** Goal **
Reproduce every line of the entries below with no changes, and leave out the pictures.

** Input rows **

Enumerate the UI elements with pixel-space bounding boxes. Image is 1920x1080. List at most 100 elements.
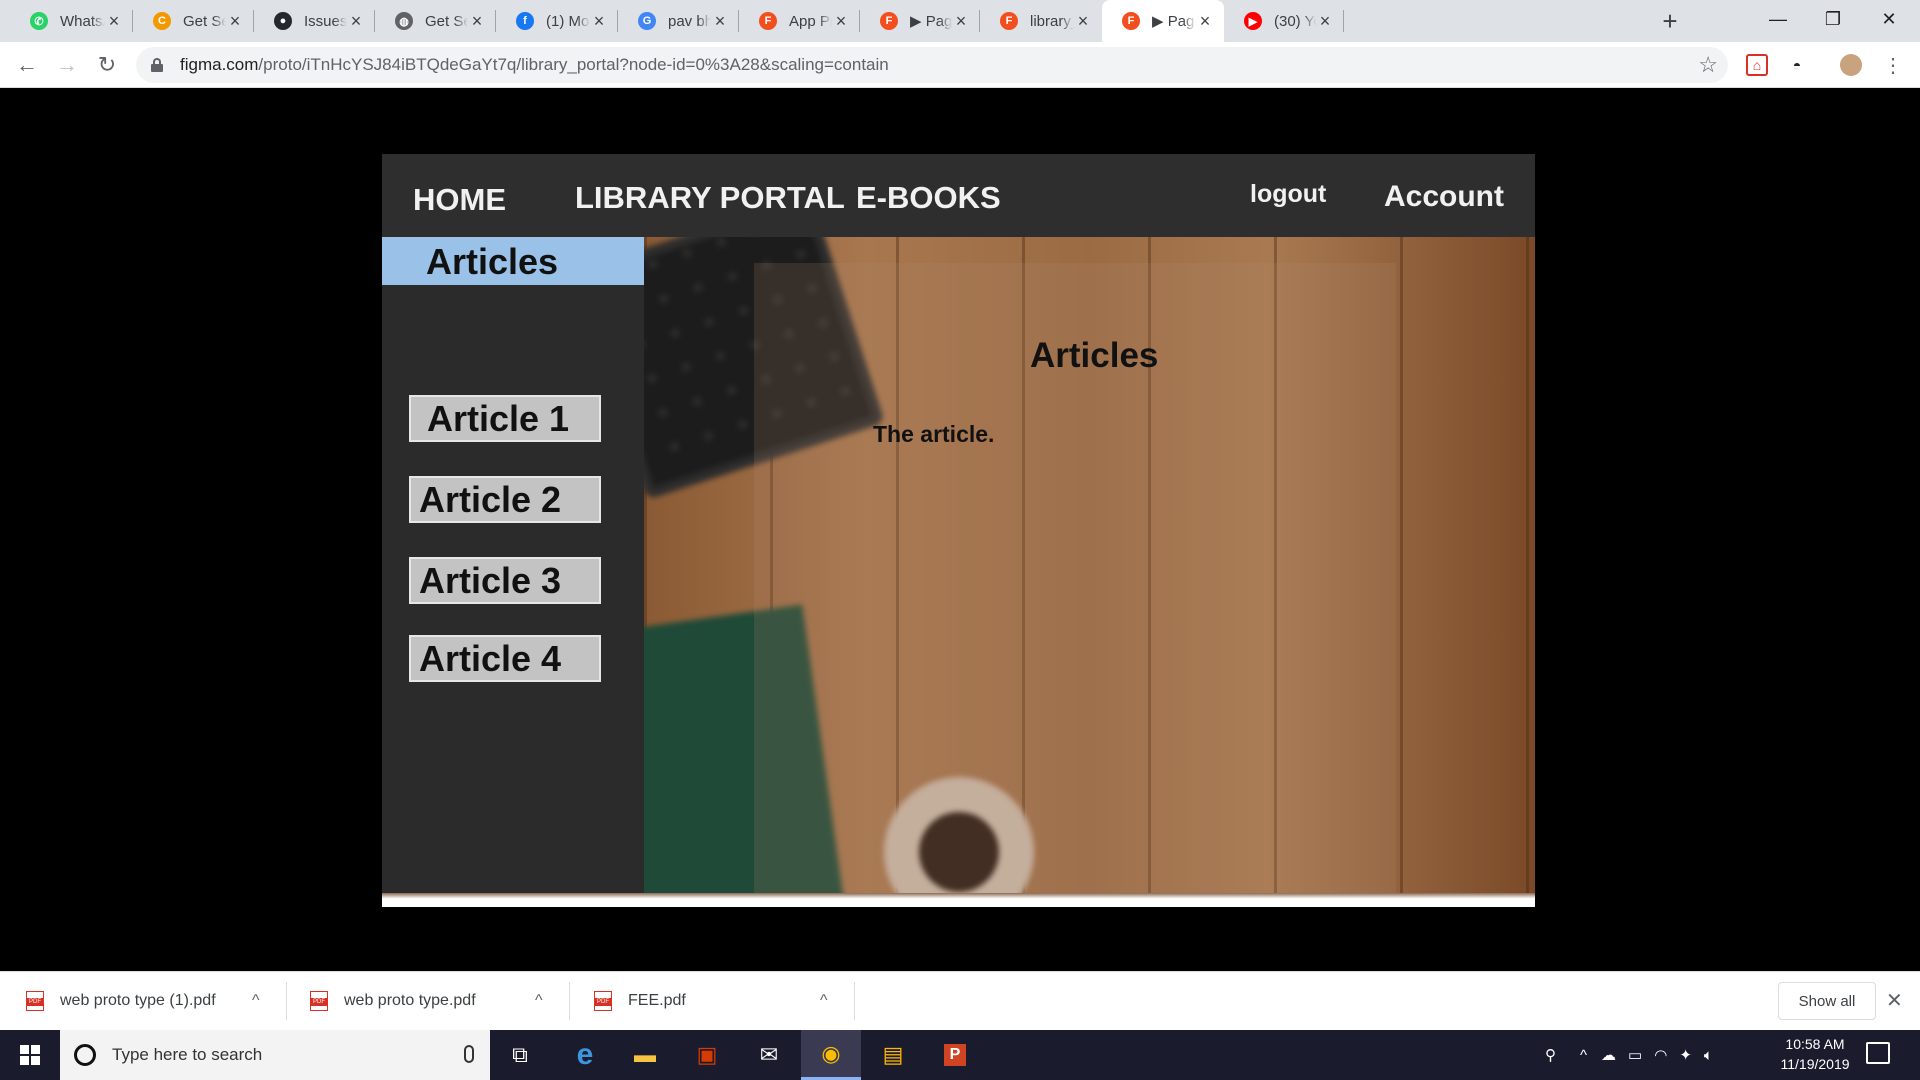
tab-title: ▶ Page 1 (1152, 13, 1196, 30)
close-icon[interactable]: ✕ (1886, 988, 1903, 1013)
close-tab-icon[interactable]: × (952, 11, 970, 31)
minimize-icon[interactable]: — (1751, 0, 1805, 38)
sidebar-header[interactable]: Articles (382, 237, 644, 285)
tab[interactable]: ✆ WhatsApp× (10, 0, 133, 42)
divider (854, 982, 855, 1020)
forward-icon[interactable]: → (52, 50, 82, 80)
volume-icon[interactable]: 🔈︎ (1704, 1047, 1713, 1064)
close-tab-icon[interactable]: × (590, 11, 608, 31)
prototype-frame: HOME LIBRARY PORTAL E-BOOKS logout Accou… (382, 154, 1535, 907)
nav-ebooks[interactable]: E-BOOKS (856, 180, 1001, 216)
file-explorer-icon[interactable]: ▬ (615, 1030, 675, 1080)
clock-date: 11/19/2019 (1780, 1056, 1850, 1072)
article-4-button[interactable]: Article 4 (409, 635, 601, 682)
close-tab-icon[interactable]: × (105, 11, 123, 31)
article-2-button[interactable]: Article 2 (409, 476, 601, 523)
close-tab-icon[interactable]: × (711, 11, 729, 31)
tab[interactable]: ▶ (30) YouTu× (1224, 0, 1344, 42)
people-icon[interactable]: ⚲ (1545, 1046, 1556, 1064)
article-3-label: Article 3 (419, 559, 562, 601)
close-tab-icon[interactable]: × (347, 11, 365, 31)
divider (569, 982, 570, 1020)
store-icon[interactable]: ▤ (863, 1030, 923, 1080)
battery-icon[interactable]: ▭ (1628, 1046, 1642, 1064)
browser-menu-icon[interactable]: ⋮ (1882, 54, 1904, 77)
url-host: figma.com (180, 55, 259, 74)
tab-title: App Proto (789, 12, 832, 30)
bookmark-star-icon[interactable]: ☆ (1698, 52, 1718, 78)
tab[interactable]: F ▶ Page 1× (860, 0, 980, 42)
wifi-icon[interactable]: ◠ (1654, 1046, 1667, 1064)
sidebar-header-label: Articles (426, 241, 559, 282)
whatsapp-icon: ✆ (30, 12, 48, 30)
reload-icon[interactable]: ↻ (92, 50, 122, 80)
dropbox-icon[interactable]: ✦ (1679, 1046, 1692, 1064)
close-tab-icon[interactable]: × (226, 11, 244, 31)
task-view-icon[interactable]: ⧉ (490, 1030, 550, 1080)
taskbar-search-input[interactable]: Type here to search (60, 1030, 490, 1080)
google-icon: G (638, 12, 656, 30)
chevron-up-icon[interactable]: ^ (252, 992, 260, 1010)
address-bar[interactable]: figma.com/proto/iTnHcYSJ84iBTQdeGaYt7q/l… (136, 47, 1728, 83)
tab[interactable]: F ▶ Page 1× (1102, 0, 1224, 42)
tab-title: Get Set FC (425, 12, 468, 30)
mail-icon[interactable]: ✉ (739, 1030, 799, 1080)
edge-icon[interactable]: e (555, 1030, 615, 1080)
logout-link[interactable]: logout (1250, 180, 1326, 209)
close-tab-icon[interactable]: × (1074, 11, 1092, 31)
windows-taskbar: Type here to search ⧉ e ▬ ▣ ✉ ◉ ▤ P ⚲ ^ … (0, 1030, 1920, 1080)
content-body: The article. (873, 421, 995, 447)
incognito-extension-icon[interactable]: ◓ (1786, 54, 1808, 76)
new-tab-button[interactable]: + (1655, 6, 1685, 36)
download-item[interactable]: FEE.pdf (594, 972, 686, 1030)
download-filename: FEE.pdf (628, 992, 686, 1009)
close-tab-icon[interactable]: × (1316, 11, 1334, 31)
close-window-icon[interactable]: ✕ (1862, 0, 1916, 38)
divider (286, 982, 287, 1020)
clock[interactable]: 10:58 AM 11/19/2019 (1760, 1034, 1870, 1074)
downloads-shelf: web proto type (1).pdf ^ web proto type.… (0, 971, 1920, 1030)
tab-title: ▶ Page 1 (910, 13, 952, 30)
article-1-button[interactable]: Article 1 (409, 395, 601, 442)
notification-center-icon[interactable] (1866, 1042, 1890, 1064)
article-2-label: Article 2 (419, 478, 562, 520)
browser-toolbar: ← → ↻ figma.com/proto/iTnHcYSJ84iBTQdeGa… (0, 42, 1920, 88)
tab[interactable]: F App Proto× (739, 0, 860, 42)
account-link[interactable]: Account (1384, 180, 1504, 214)
tab-title: Issues · ch (304, 12, 347, 30)
onedrive-icon[interactable]: ☁ (1601, 1046, 1616, 1064)
pocket-extension-icon[interactable]: ⌂ (1746, 54, 1768, 76)
tab[interactable]: Flibrary_po× (980, 0, 1102, 42)
chevron-up-icon[interactable]: ^ (1580, 1047, 1587, 1064)
tab[interactable]: Gpav bhaji× (618, 0, 739, 42)
download-item[interactable]: web proto type.pdf (310, 972, 476, 1030)
url-text[interactable]: figma.com/proto/iTnHcYSJ84iBTQdeGaYt7q/l… (180, 55, 889, 75)
frame-bottom-edge (382, 893, 1535, 907)
back-icon[interactable]: ← (12, 50, 42, 80)
chevron-up-icon[interactable]: ^ (820, 992, 828, 1010)
nav-home[interactable]: HOME (413, 182, 506, 218)
tab[interactable]: ◍ Get Set FC× (375, 0, 496, 42)
close-tab-icon[interactable]: × (832, 11, 850, 31)
tab[interactable]: ● Issues · ch× (254, 0, 375, 42)
tab[interactable]: C Get Set FC× (133, 0, 254, 42)
tab-title: pav bhaji (668, 12, 711, 30)
close-tab-icon[interactable]: × (468, 11, 486, 31)
show-all-button[interactable]: Show all (1778, 982, 1876, 1020)
browser-tab-strip: ✆WhatsApp×CGet Set FC×●Issues · ch× ◍ Get … (0, 0, 1920, 42)
restore-icon[interactable]: ❐ (1806, 0, 1860, 38)
start-button[interactable] (0, 1030, 60, 1080)
lock-icon[interactable] (150, 58, 164, 72)
nav-library-portal[interactable]: LIBRARY PORTAL (575, 180, 845, 216)
powerpoint-icon[interactable]: P (925, 1030, 985, 1080)
chevron-up-icon[interactable]: ^ (535, 992, 543, 1010)
close-tab-icon[interactable]: × (1196, 11, 1214, 31)
profile-avatar[interactable] (1840, 54, 1862, 76)
microphone-icon[interactable] (464, 1045, 474, 1063)
tab[interactable]: f (1) Moin K× (496, 0, 618, 42)
article-3-button[interactable]: Article 3 (409, 557, 601, 604)
globe-icon: ◍ (395, 12, 413, 30)
chrome-icon[interactable]: ◉ (801, 1030, 861, 1080)
download-item[interactable]: web proto type (1).pdf (26, 972, 216, 1030)
gift-icon[interactable]: ▣ (677, 1030, 737, 1080)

** Answer below **
Enumerate the UI elements with pixel-space bounding boxes. Image is 1920x1080. List at most 100 elements.
tab-title: ▶ Page 1 (1152, 13, 1196, 30)
close-icon[interactable]: ✕ (1886, 988, 1903, 1013)
close-tab-icon[interactable]: × (952, 11, 970, 31)
minimize-icon[interactable]: — (1751, 0, 1805, 38)
sidebar-header[interactable]: Articles (382, 237, 644, 285)
tab[interactable]: ✆ WhatsApp× (10, 0, 133, 42)
divider (854, 982, 855, 1020)
forward-icon[interactable]: → (52, 50, 82, 80)
volume-icon[interactable]: 🔈︎ (1704, 1047, 1713, 1064)
close-tab-icon[interactable]: × (590, 11, 608, 31)
prototype-frame: HOME LIBRARY PORTAL E-BOOKS logout Accou… (382, 154, 1535, 907)
nav-ebooks[interactable]: E-BOOKS (856, 180, 1001, 216)
file-explorer-icon[interactable]: ▬ (615, 1030, 675, 1080)
clock-date: 11/19/2019 (1780, 1056, 1850, 1072)
article-4-button[interactable]: Article 4 (409, 635, 601, 682)
close-tab-icon[interactable]: × (105, 11, 123, 31)
article-2-button[interactable]: Article 2 (409, 476, 601, 523)
close-tab-icon[interactable]: × (711, 11, 729, 31)
tab[interactable]: ▶ (30) YouTu× (1224, 0, 1344, 42)
people-icon[interactable]: ⚲ (1545, 1046, 1556, 1064)
article-3-label: Article 3 (419, 559, 562, 601)
close-tab-icon[interactable]: × (347, 11, 365, 31)
divider (569, 982, 570, 1020)
store-icon[interactable]: ▤ (863, 1030, 923, 1080)
battery-icon[interactable]: ▭ (1628, 1046, 1642, 1064)
browser-menu-icon[interactable]: ⋮ (1882, 54, 1904, 77)
url-host: figma.com (180, 55, 259, 74)
tab-title: App Proto (789, 12, 832, 30)
bookmark-star-icon[interactable]: ☆ (1698, 52, 1718, 78)
tab[interactable]: F ▶ Page 1× (860, 0, 980, 42)
wifi-icon[interactable]: ◠ (1654, 1046, 1667, 1064)
sidebar-header-label: Articles (426, 241, 559, 282)
whatsapp-icon: ✆ (30, 12, 48, 30)
reload-icon[interactable]: ↻ (92, 50, 122, 80)
dropbox-icon[interactable]: ✦ (1679, 1046, 1692, 1064)
close-tab-icon[interactable]: × (226, 11, 244, 31)
task-view-icon[interactable]: ⧉ (490, 1030, 550, 1080)
taskbar-search-input[interactable]: Type here to search (60, 1030, 490, 1080)
google-icon: G (638, 12, 656, 30)
chevron-up-icon[interactable]: ^ (252, 992, 260, 1010)
address-bar[interactable]: figma.com/proto/iTnHcYSJ84iBTQdeGaYt7q/l… (136, 47, 1728, 83)
tab[interactable]: F ▶ Page 1× (1102, 0, 1224, 42)
tab-title: Get Set FC (425, 12, 468, 30)
mail-icon[interactable]: ✉ (739, 1030, 799, 1080)
edge-icon[interactable]: e (555, 1030, 615, 1080)
logout-link[interactable]: logout (1250, 180, 1326, 209)
close-tab-icon[interactable]: × (1074, 11, 1092, 31)
windows-taskbar: Type here to search ⧉ e ▬ ▣ ✉ ◉ ▤ P ⚲ ^ … (0, 1030, 1920, 1080)
content-body: The article. (873, 421, 995, 447)
incognito-extension-icon[interactable]: ◓ (1786, 54, 1808, 76)
new-tab-button[interactable]: + (1655, 6, 1685, 36)
download-item[interactable]: FEE.pdf (594, 972, 686, 1030)
download-filename: FEE.pdf (628, 992, 686, 1009)
close-tab-icon[interactable]: × (1316, 11, 1334, 31)
close-window-icon[interactable]: ✕ (1862, 0, 1916, 38)
divider (286, 982, 287, 1020)
clock[interactable]: 10:58 AM 11/19/2019 (1760, 1034, 1870, 1074)
downloads-shelf: web proto type (1).pdf ^ web proto type.… (0, 971, 1920, 1030)
tab-title: ▶ Page 1 (910, 13, 952, 30)
article-1-button[interactable]: Article 1 (409, 395, 601, 442)
notification-center-icon[interactable] (1866, 1042, 1890, 1064)
article-2-label: Article 2 (419, 478, 562, 520)
browser-toolbar: ← → ↻ figma.com/proto/iTnHcYSJ84iBTQdeGa… (0, 42, 1920, 88)
tab[interactable]: F App Proto× (739, 0, 860, 42)
account-link[interactable]: Account (1384, 180, 1504, 214)
tab-title: Issues · ch (304, 12, 347, 30)
onedrive-icon[interactable]: ☁ (1601, 1046, 1616, 1064)
pocket-extension-icon[interactable]: ⌂ (1746, 54, 1768, 76)
tab[interactable]: Flibrary_po× (980, 0, 1102, 42)
chevron-up-icon[interactable]: ^ (1580, 1047, 1587, 1064)
tab[interactable]: Gpav bhaji× (618, 0, 739, 42)
download-item[interactable]: web proto type.pdf (310, 972, 476, 1030)
url-text[interactable]: figma.com/proto/iTnHcYSJ84iBTQdeGaYt7q/l… (180, 55, 889, 75)
frame-bottom-edge (382, 893, 1535, 907)
back-icon[interactable]: ← (12, 50, 42, 80)
chevron-up-icon[interactable]: ^ (820, 992, 828, 1010)
nav-home[interactable]: HOME (413, 182, 506, 218)
tab[interactable]: ◍ Get Set FC× (375, 0, 496, 42)
close-tab-icon[interactable]: × (832, 11, 850, 31)
tab[interactable]: ● Issues · ch× (254, 0, 375, 42)
tab[interactable]: C Get Set FC× (133, 0, 254, 42)
tab-title: pav bhaji (668, 12, 711, 30)
close-tab-icon[interactable]: × (468, 11, 486, 31)
show-all-button[interactable]: Show all (1778, 982, 1876, 1020)
browser-tab-strip: ✆WhatsApp×CGet Set FC×●Issues · ch× ◍ Get … (0, 0, 1920, 42)
restore-icon[interactable]: ❐ (1806, 0, 1860, 38)
start-button[interactable] (0, 1030, 60, 1080)
lock-icon[interactable] (150, 58, 164, 72)
nav-library-portal[interactable]: LIBRARY PORTAL (575, 180, 845, 216)
powerpoint-icon[interactable]: P (925, 1030, 985, 1080)
chevron-up-icon[interactable]: ^ (535, 992, 543, 1010)
close-tab-icon[interactable]: × (1196, 11, 1214, 31)
profile-avatar[interactable] (1840, 54, 1862, 76)
microphone-icon[interactable] (464, 1045, 474, 1063)
tab[interactable]: f (1) Moin K× (496, 0, 618, 42)
article-3-button[interactable]: Article 3 (409, 557, 601, 604)
globe-icon: ◍ (395, 12, 413, 30)
chrome-icon[interactable]: ◉ (801, 1030, 861, 1080)
download-item[interactable]: web proto type (1).pdf (26, 972, 216, 1030)
gift-icon[interactable]: ▣ (677, 1030, 737, 1080)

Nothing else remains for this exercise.